> YOUR INSTRUCTIONS
Tell how many lines carry the word "object"; the reply is the number and nothing else.

[Excerpts from a figure dataset]
'''
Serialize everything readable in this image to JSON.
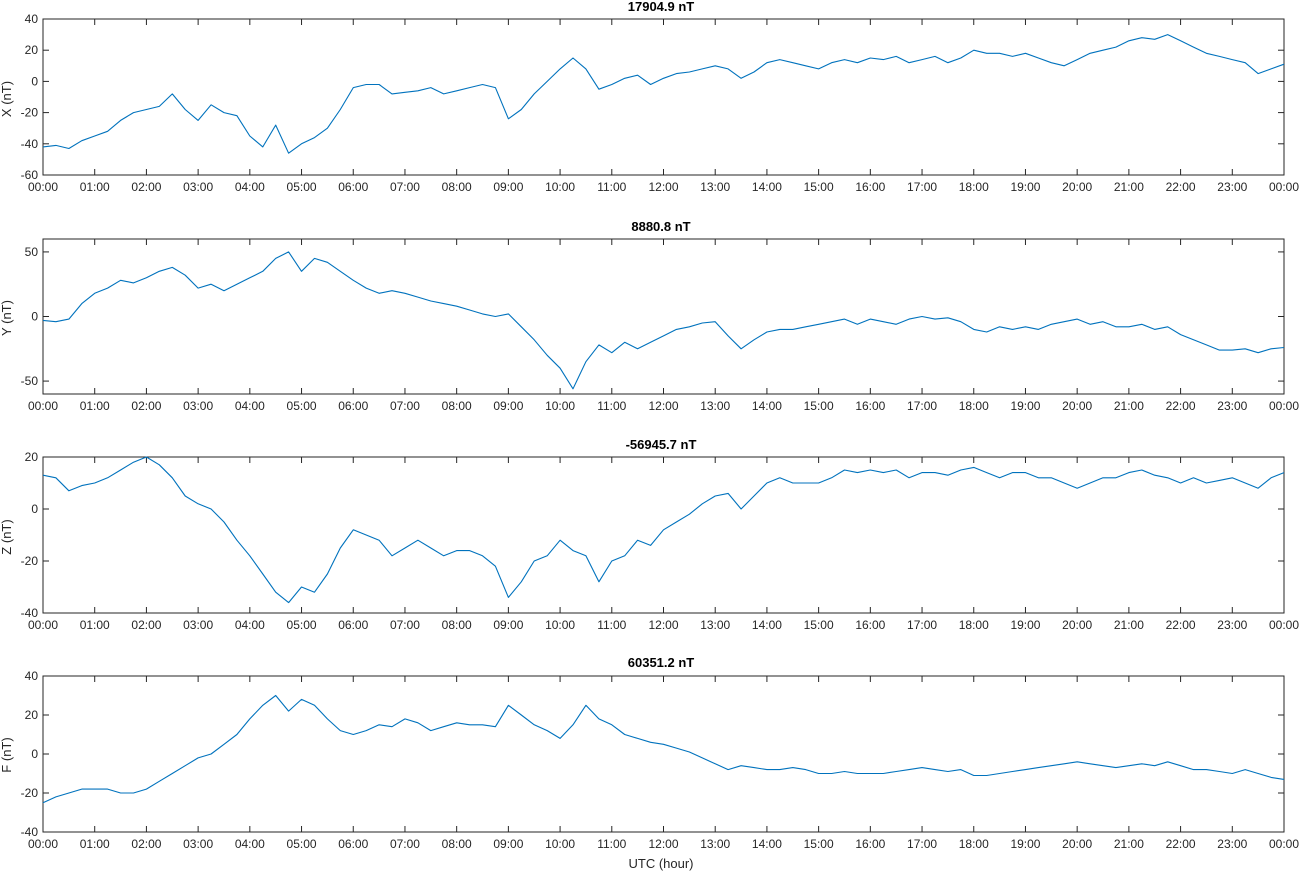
{
  "x_axis": {
    "ticks": [
      "00:00",
      "01:00",
      "02:00",
      "03:00",
      "04:00",
      "05:00",
      "06:00",
      "07:00",
      "08:00",
      "09:00",
      "10:00",
      "11:00",
      "12:00",
      "13:00",
      "14:00",
      "15:00",
      "16:00",
      "17:00",
      "18:00",
      "19:00",
      "20:00",
      "21:00",
      "22:00",
      "23:00",
      "00:00"
    ],
    "xlabel": "UTC (hour)"
  },
  "colors": {
    "series": "#0072BD",
    "axis": "#262626"
  },
  "chart_data": [
    {
      "type": "line",
      "title": "17904.9 nT",
      "ylabel": "X (nT)",
      "xlim": [
        0,
        24
      ],
      "ylim": [
        -60,
        40
      ],
      "yticks": [
        -60,
        -40,
        -20,
        0,
        20,
        40
      ],
      "grid": false,
      "x": [
        0,
        0.25,
        0.5,
        0.75,
        1,
        1.25,
        1.5,
        1.75,
        2,
        2.25,
        2.5,
        2.75,
        3,
        3.25,
        3.5,
        3.75,
        4,
        4.25,
        4.5,
        4.75,
        5,
        5.25,
        5.5,
        5.75,
        6,
        6.25,
        6.5,
        6.75,
        7,
        7.25,
        7.5,
        7.75,
        8,
        8.25,
        8.5,
        8.75,
        9,
        9.25,
        9.5,
        9.75,
        10,
        10.25,
        10.5,
        10.75,
        11,
        11.25,
        11.5,
        11.75,
        12,
        12.25,
        12.5,
        12.75,
        13,
        13.25,
        13.5,
        13.75,
        14,
        14.25,
        14.5,
        14.75,
        15,
        15.25,
        15.5,
        15.75,
        16,
        16.25,
        16.5,
        16.75,
        17,
        17.25,
        17.5,
        17.75,
        18,
        18.25,
        18.5,
        18.75,
        19,
        19.25,
        19.5,
        19.75,
        20,
        20.25,
        20.5,
        20.75,
        21,
        21.25,
        21.5,
        21.75,
        22,
        22.25,
        22.5,
        22.75,
        23,
        23.25,
        23.5,
        23.75,
        24
      ],
      "values": [
        -42,
        -41,
        -43,
        -38,
        -35,
        -32,
        -25,
        -20,
        -18,
        -16,
        -8,
        -18,
        -25,
        -15,
        -20,
        -22,
        -35,
        -42,
        -28,
        -46,
        -40,
        -36,
        -30,
        -18,
        -4,
        -2,
        -2,
        -8,
        -7,
        -6,
        -4,
        -8,
        -6,
        -4,
        -2,
        -4,
        -24,
        -18,
        -8,
        0,
        8,
        15,
        8,
        -5,
        -2,
        2,
        4,
        -2,
        2,
        5,
        6,
        8,
        10,
        8,
        2,
        6,
        12,
        14,
        12,
        10,
        8,
        12,
        14,
        12,
        15,
        14,
        16,
        12,
        14,
        16,
        12,
        15,
        20,
        18,
        18,
        16,
        18,
        15,
        12,
        10,
        14,
        18,
        20,
        22,
        26,
        28,
        27,
        30,
        26,
        22,
        18,
        16,
        14,
        12,
        5,
        8,
        11
      ]
    },
    {
      "type": "line",
      "title": "8880.8 nT",
      "ylabel": "Y (nT)",
      "xlim": [
        0,
        24
      ],
      "ylim": [
        -60,
        60
      ],
      "yticks": [
        -50,
        0,
        50
      ],
      "grid": false,
      "x": [
        0,
        0.25,
        0.5,
        0.75,
        1,
        1.25,
        1.5,
        1.75,
        2,
        2.25,
        2.5,
        2.75,
        3,
        3.25,
        3.5,
        3.75,
        4,
        4.25,
        4.5,
        4.75,
        5,
        5.25,
        5.5,
        5.75,
        6,
        6.25,
        6.5,
        6.75,
        7,
        7.25,
        7.5,
        7.75,
        8,
        8.25,
        8.5,
        8.75,
        9,
        9.25,
        9.5,
        9.75,
        10,
        10.25,
        10.5,
        10.75,
        11,
        11.25,
        11.5,
        11.75,
        12,
        12.25,
        12.5,
        12.75,
        13,
        13.25,
        13.5,
        13.75,
        14,
        14.25,
        14.5,
        14.75,
        15,
        15.25,
        15.5,
        15.75,
        16,
        16.25,
        16.5,
        16.75,
        17,
        17.25,
        17.5,
        17.75,
        18,
        18.25,
        18.5,
        18.75,
        19,
        19.25,
        19.5,
        19.75,
        20,
        20.25,
        20.5,
        20.75,
        21,
        21.25,
        21.5,
        21.75,
        22,
        22.25,
        22.5,
        22.75,
        23,
        23.25,
        23.5,
        23.75,
        24
      ],
      "values": [
        -3,
        -4,
        -2,
        10,
        18,
        22,
        28,
        26,
        30,
        35,
        38,
        32,
        22,
        25,
        20,
        25,
        30,
        35,
        45,
        50,
        35,
        45,
        42,
        35,
        28,
        22,
        18,
        20,
        18,
        15,
        12,
        10,
        8,
        5,
        2,
        0,
        2,
        -8,
        -18,
        -30,
        -40,
        -56,
        -35,
        -22,
        -28,
        -20,
        -25,
        -20,
        -15,
        -10,
        -8,
        -5,
        -4,
        -15,
        -25,
        -18,
        -12,
        -10,
        -10,
        -8,
        -6,
        -4,
        -2,
        -6,
        -2,
        -4,
        -6,
        -2,
        0,
        -2,
        -1,
        -4,
        -10,
        -12,
        -8,
        -10,
        -8,
        -10,
        -6,
        -4,
        -2,
        -6,
        -4,
        -8,
        -8,
        -6,
        -10,
        -8,
        -14,
        -18,
        -22,
        -26,
        -26,
        -25,
        -28,
        -25,
        -24
      ]
    },
    {
      "type": "line",
      "title": "-56945.7 nT",
      "ylabel": "Z (nT)",
      "xlim": [
        0,
        24
      ],
      "ylim": [
        -40,
        20
      ],
      "yticks": [
        -40,
        -20,
        0,
        20
      ],
      "grid": false,
      "x": [
        0,
        0.25,
        0.5,
        0.75,
        1,
        1.25,
        1.5,
        1.75,
        2,
        2.25,
        2.5,
        2.75,
        3,
        3.25,
        3.5,
        3.75,
        4,
        4.25,
        4.5,
        4.75,
        5,
        5.25,
        5.5,
        5.75,
        6,
        6.25,
        6.5,
        6.75,
        7,
        7.25,
        7.5,
        7.75,
        8,
        8.25,
        8.5,
        8.75,
        9,
        9.25,
        9.5,
        9.75,
        10,
        10.25,
        10.5,
        10.75,
        11,
        11.25,
        11.5,
        11.75,
        12,
        12.25,
        12.5,
        12.75,
        13,
        13.25,
        13.5,
        13.75,
        14,
        14.25,
        14.5,
        14.75,
        15,
        15.25,
        15.5,
        15.75,
        16,
        16.25,
        16.5,
        16.75,
        17,
        17.25,
        17.5,
        17.75,
        18,
        18.25,
        18.5,
        18.75,
        19,
        19.25,
        19.5,
        19.75,
        20,
        20.25,
        20.5,
        20.75,
        21,
        21.25,
        21.5,
        21.75,
        22,
        22.25,
        22.5,
        22.75,
        23,
        23.25,
        23.5,
        23.75,
        24
      ],
      "values": [
        13,
        12,
        7,
        9,
        10,
        12,
        15,
        18,
        20,
        17,
        12,
        5,
        2,
        0,
        -5,
        -12,
        -18,
        -25,
        -32,
        -36,
        -30,
        -32,
        -25,
        -15,
        -8,
        -10,
        -12,
        -18,
        -15,
        -12,
        -15,
        -18,
        -16,
        -16,
        -18,
        -22,
        -34,
        -28,
        -20,
        -18,
        -12,
        -16,
        -18,
        -28,
        -20,
        -18,
        -12,
        -14,
        -8,
        -5,
        -2,
        2,
        5,
        6,
        0,
        5,
        10,
        12,
        10,
        10,
        10,
        12,
        15,
        14,
        15,
        14,
        15,
        12,
        14,
        14,
        13,
        15,
        16,
        14,
        12,
        14,
        14,
        12,
        12,
        10,
        8,
        10,
        12,
        12,
        14,
        15,
        13,
        12,
        10,
        12,
        10,
        11,
        12,
        10,
        8,
        12,
        14
      ]
    },
    {
      "type": "line",
      "title": "60351.2 nT",
      "ylabel": "F (nT)",
      "xlim": [
        0,
        24
      ],
      "ylim": [
        -40,
        40
      ],
      "yticks": [
        -40,
        -20,
        0,
        20,
        40
      ],
      "grid": false,
      "x": [
        0,
        0.25,
        0.5,
        0.75,
        1,
        1.25,
        1.5,
        1.75,
        2,
        2.25,
        2.5,
        2.75,
        3,
        3.25,
        3.5,
        3.75,
        4,
        4.25,
        4.5,
        4.75,
        5,
        5.25,
        5.5,
        5.75,
        6,
        6.25,
        6.5,
        6.75,
        7,
        7.25,
        7.5,
        7.75,
        8,
        8.25,
        8.5,
        8.75,
        9,
        9.25,
        9.5,
        9.75,
        10,
        10.25,
        10.5,
        10.75,
        11,
        11.25,
        11.5,
        11.75,
        12,
        12.25,
        12.5,
        12.75,
        13,
        13.25,
        13.5,
        13.75,
        14,
        14.25,
        14.5,
        14.75,
        15,
        15.25,
        15.5,
        15.75,
        16,
        16.25,
        16.5,
        16.75,
        17,
        17.25,
        17.5,
        17.75,
        18,
        18.25,
        18.5,
        18.75,
        19,
        19.25,
        19.5,
        19.75,
        20,
        20.25,
        20.5,
        20.75,
        21,
        21.25,
        21.5,
        21.75,
        22,
        22.25,
        22.5,
        22.75,
        23,
        23.25,
        23.5,
        23.75,
        24
      ],
      "values": [
        -25,
        -22,
        -20,
        -18,
        -18,
        -18,
        -20,
        -20,
        -18,
        -14,
        -10,
        -6,
        -2,
        0,
        5,
        10,
        18,
        25,
        30,
        22,
        28,
        25,
        18,
        12,
        10,
        12,
        15,
        14,
        18,
        16,
        12,
        14,
        16,
        15,
        15,
        14,
        25,
        20,
        15,
        12,
        8,
        15,
        25,
        18,
        15,
        10,
        8,
        6,
        5,
        3,
        1,
        -2,
        -5,
        -8,
        -6,
        -7,
        -8,
        -8,
        -7,
        -8,
        -10,
        -10,
        -9,
        -10,
        -10,
        -10,
        -9,
        -8,
        -7,
        -8,
        -9,
        -8,
        -11,
        -11,
        -10,
        -9,
        -8,
        -7,
        -6,
        -5,
        -4,
        -5,
        -6,
        -7,
        -6,
        -5,
        -6,
        -4,
        -6,
        -8,
        -8,
        -9,
        -10,
        -8,
        -10,
        -12,
        -13
      ]
    }
  ]
}
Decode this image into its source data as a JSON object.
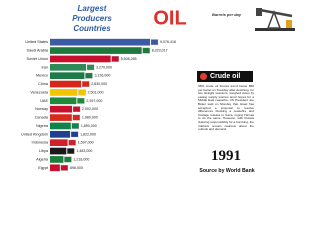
{
  "title_lines": [
    "Largest",
    "Producers",
    "Countries"
  ],
  "chart_data": {
    "type": "bar",
    "orientation": "horizontal",
    "title": "OIL",
    "subtitle": "Barrels per day",
    "categories": [
      "United States",
      "Saudi Arabia",
      "Soviet Union",
      "Iran",
      "Mexico",
      "China",
      "Venezuela",
      "UAE",
      "Norway",
      "Canada",
      "Nigeria",
      "United Kingdom",
      "Indonesia",
      "Libya",
      "Algeria",
      "Egypt"
    ],
    "values": [
      9076416,
      8323017,
      5508285,
      3270000,
      3126000,
      2830000,
      2501000,
      2397000,
      2002000,
      1980000,
      1890000,
      1822000,
      1597000,
      1483000,
      1218000,
      896000
    ],
    "value_labels": [
      "9,076,416",
      "8,323,017",
      "5,508,285",
      "3,270,000",
      "3,126,000",
      "2,830,000",
      "2,501,000",
      "2,397,000",
      "2,002,000",
      "1,980,000",
      "1,890,000",
      "1,822,000",
      "1,597,000",
      "1,483,000",
      "1,218,000",
      "896,000"
    ],
    "colors": [
      "#3b5ba5",
      "#1e7a3c",
      "#c8102e",
      "#2e8b57",
      "#1f7a4a",
      "#d62718",
      "#f2c500",
      "#1e8a3a",
      "#c8102e",
      "#d52b1e",
      "#12824d",
      "#1f3f8f",
      "#d0202a",
      "#1a1a1a",
      "#1a7f3c",
      "#c8102e"
    ]
  },
  "annotation": {
    "heading": "Crude oil",
    "text": "98% crude oil futures trend below $58 per barrel on Tuesday after declining, for two straight sessions, weighed down by easing supply worries amid hopes for a Middle East ceasefire. US President Joe Biden said on Monday that Israel has accepted a proposal to resolve differences blocking a ceasefire and hostage release in Gaza, urging Hamas to do the same. However, with Russia claiming responsibility for a bombing, the markets remain cautious about the outlook and demand."
  },
  "year": "1991",
  "source": "Source by World Bank"
}
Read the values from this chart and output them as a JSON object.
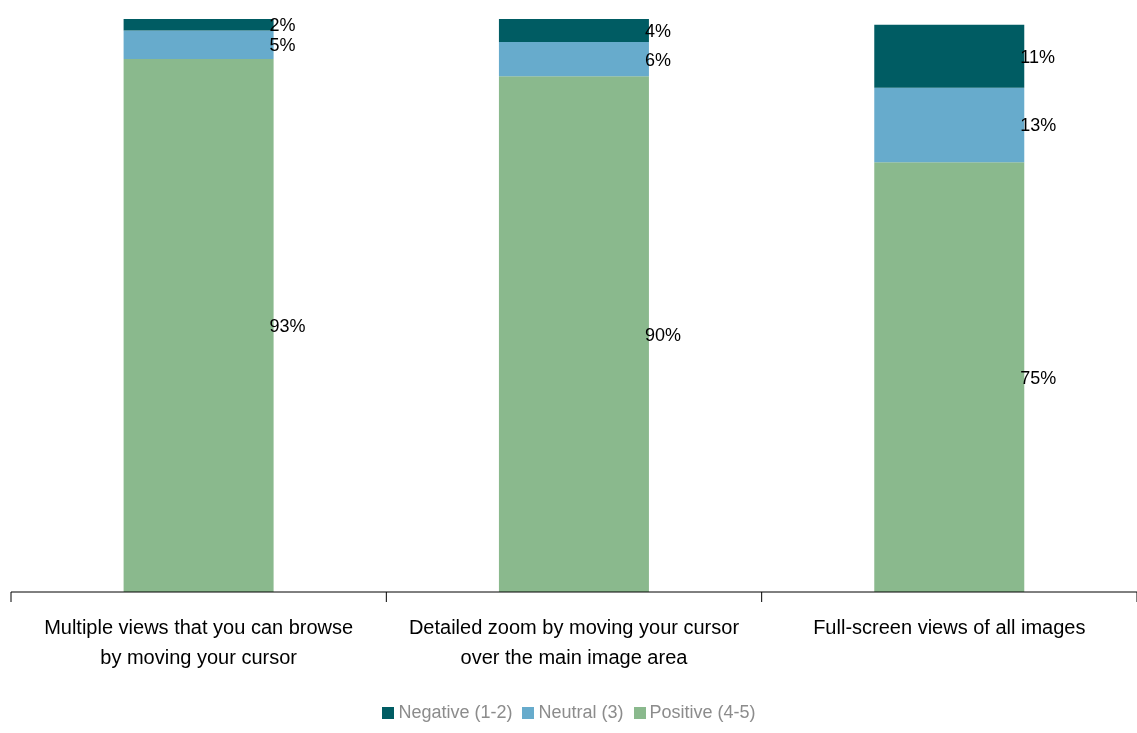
{
  "chart_data": {
    "type": "bar",
    "stacked": true,
    "categories": [
      "Multiple views that you can browse by moving your cursor",
      "Detailed zoom by moving your cursor over the main image area",
      "Full-screen views of all images"
    ],
    "series": [
      {
        "name": "Positive (4-5)",
        "color": "#8ab98d",
        "values": [
          93,
          90,
          75
        ],
        "value_labels": [
          "93%",
          "90%",
          "75%"
        ]
      },
      {
        "name": "Neutral (3)",
        "color": "#67abcc",
        "values": [
          5,
          6,
          13
        ],
        "value_labels": [
          "5%",
          "6%",
          "13%"
        ]
      },
      {
        "name": "Negative (1-2)",
        "color": "#005c63",
        "values": [
          2,
          4,
          11
        ],
        "value_labels": [
          "2%",
          "4%",
          "11%"
        ]
      }
    ],
    "legend": "bottom",
    "grid": false
  }
}
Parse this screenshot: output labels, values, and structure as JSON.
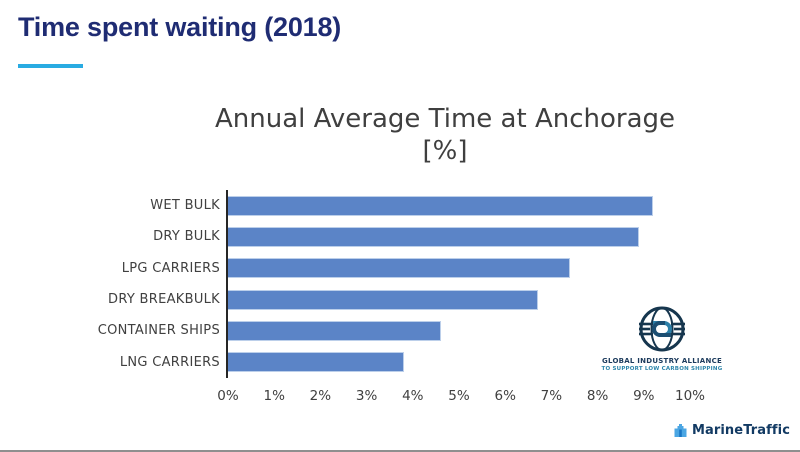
{
  "slide": {
    "title": "Time spent waiting (2018)",
    "title_color": "#1F2C73",
    "accent_color": "#29ABE2"
  },
  "chart_data": {
    "type": "bar",
    "orientation": "horizontal",
    "title": "Annual Average Time at Anchorage",
    "title_line2": "[%]",
    "categories": [
      "WET BULK",
      "DRY BULK",
      "LPG CARRIERS",
      "DRY BREAKBULK",
      "CONTAINER SHIPS",
      "LNG CARRIERS"
    ],
    "values": [
      9.2,
      8.9,
      7.4,
      6.7,
      4.6,
      3.8
    ],
    "unit": "%",
    "xlim": [
      0,
      10
    ],
    "x_ticks": [
      "0%",
      "1%",
      "2%",
      "3%",
      "4%",
      "5%",
      "6%",
      "7%",
      "8%",
      "9%",
      "10%"
    ],
    "bar_color": "#5B84C7",
    "bar_border_color": "#BCCFEA",
    "axis_line_color": "#262626",
    "text_color": "#404040",
    "grid": false,
    "legend": false
  },
  "gia_logo": {
    "line1": "GLOBAL INDUSTRY ALLIANCE",
    "line2": "TO SUPPORT LOW CARBON SHIPPING",
    "line1_color": "#1B3A5C",
    "line2_color": "#2E86AB"
  },
  "footer": {
    "brand": "MarineTraffic",
    "brand_color": "#123A63",
    "icon_color": "#4BA6E3"
  }
}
'''
> THE SOLUTION
2